__Problem requirements__.
Write the listing out again, all of it, word for word.

__Records provided__.
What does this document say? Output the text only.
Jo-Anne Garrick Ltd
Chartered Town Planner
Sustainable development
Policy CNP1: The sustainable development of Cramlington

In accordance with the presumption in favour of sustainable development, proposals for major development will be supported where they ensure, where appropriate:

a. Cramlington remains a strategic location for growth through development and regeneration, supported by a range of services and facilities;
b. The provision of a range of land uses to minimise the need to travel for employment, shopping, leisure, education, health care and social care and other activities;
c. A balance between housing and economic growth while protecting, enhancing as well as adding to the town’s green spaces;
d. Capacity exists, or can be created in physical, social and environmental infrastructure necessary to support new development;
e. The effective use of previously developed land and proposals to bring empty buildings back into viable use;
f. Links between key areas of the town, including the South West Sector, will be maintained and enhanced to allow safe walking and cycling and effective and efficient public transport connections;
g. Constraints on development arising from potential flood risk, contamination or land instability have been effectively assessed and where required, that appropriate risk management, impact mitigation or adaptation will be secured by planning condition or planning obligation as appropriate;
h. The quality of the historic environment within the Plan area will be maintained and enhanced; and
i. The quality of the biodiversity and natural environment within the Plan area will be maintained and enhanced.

__Answer to this exercise__.
What does this document say? Output the text only.
Jo-Anne Garrick Ltd
Chartered Town Planner
Sustainable development
Policy CNP1: The sustainable development of Cramlington

In accordance with the presumption in favour of sustainable development, proposals for major development will be supported where they ensure, where appropriate:

a. Cramlington remains a strategic location for growth through development and regeneration, supported by a range of services and facilities;
b. The provision of a range of land uses to minimise the need to travel for employment, shopping, leisure, education, health care and social care and other activities;
c. A balance between housing and economic growth while protecting, enhancing as well as adding to the town’s green spaces;
d. Capacity exists, or can be created in physical, social and environmental infrastructure necessary to support new development;
e. The effective use of previously developed land and proposals to bring empty buildings back into viable use;
f. Links between key areas of the town, including the South West Sector, will be maintained and enhanced to allow safe walking and cycling and effective and efficient public transport connections;
g. Constraints on development arising from potential flood risk, contamination or land instability have been effectively assessed and where required, that appropriate risk management, impact mitigation or adaptation will be secured by planning condition or planning obligation as appropriate;
h. The quality of the historic environment within the Plan area will be maintained and enhanced; and
i. The quality of the biodiversity and natural environment within the Plan area will be maintained and enhanced.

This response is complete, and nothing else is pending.